(Stored entries)

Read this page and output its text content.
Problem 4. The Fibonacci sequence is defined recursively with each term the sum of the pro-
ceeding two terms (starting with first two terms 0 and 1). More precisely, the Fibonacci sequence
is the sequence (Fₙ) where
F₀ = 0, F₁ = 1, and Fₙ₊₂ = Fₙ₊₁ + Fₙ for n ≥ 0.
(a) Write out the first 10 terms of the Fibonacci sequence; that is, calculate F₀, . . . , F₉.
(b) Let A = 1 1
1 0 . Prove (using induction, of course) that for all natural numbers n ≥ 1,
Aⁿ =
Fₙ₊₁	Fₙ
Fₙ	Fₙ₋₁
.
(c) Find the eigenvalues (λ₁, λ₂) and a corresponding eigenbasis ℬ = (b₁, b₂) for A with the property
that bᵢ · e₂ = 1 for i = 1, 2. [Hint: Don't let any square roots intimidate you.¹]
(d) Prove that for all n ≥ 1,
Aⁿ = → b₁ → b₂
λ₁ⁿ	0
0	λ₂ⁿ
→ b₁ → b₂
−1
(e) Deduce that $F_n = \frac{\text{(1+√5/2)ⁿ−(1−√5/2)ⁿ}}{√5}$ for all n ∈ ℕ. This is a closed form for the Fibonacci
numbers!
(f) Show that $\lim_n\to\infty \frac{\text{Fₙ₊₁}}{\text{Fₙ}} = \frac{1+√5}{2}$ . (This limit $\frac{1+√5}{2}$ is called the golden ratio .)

• [What is required] Please repeat the material above, word for word and in full.

• [The solution]
Read this page and output its text content.
Problem 4. The Fibonacci sequence is defined recursively with each term the sum of the pro-
ceeding two terms (starting with first two terms 0 and 1). More precisely, the Fibonacci sequence
is the sequence (Fₙ) where
F₀ = 0, F₁ = 1, and Fₙ₊₂ = Fₙ₊₁ + Fₙ for n ≥ 0.
(a) Write out the first 10 terms of the Fibonacci sequence; that is, calculate F₀, . . . , F₉.
(b) Let A = 1 1
1 0 . Prove (using induction, of course) that for all natural numbers n ≥ 1,
Aⁿ =
Fₙ₊₁	Fₙ
Fₙ	Fₙ₋₁
.
(c) Find the eigenvalues (λ₁, λ₂) and a corresponding eigenbasis ℬ = (b₁, b₂) for A with the property
that bᵢ · e₂ = 1 for i = 1, 2. [Hint: Don't let any square roots intimidate you.¹]
(d) Prove that for all n ≥ 1,
Aⁿ = → b₁ → b₂
λ₁ⁿ	0
0	λ₂ⁿ
→ b₁ → b₂
−1
(e) Deduce that $F_n = \frac{\text{(1+√5/2)ⁿ−(1−√5/2)ⁿ}}{√5}$ for all n ∈ ℕ. This is a closed form for the Fibonacci
numbers!
(f) Show that $\lim_n\to\infty \frac{\text{Fₙ₊₁}}{\text{Fₙ}} = \frac{1+√5}{2}$ . (This limit $\frac{1+√5}{2}$ is called the golden ratio .)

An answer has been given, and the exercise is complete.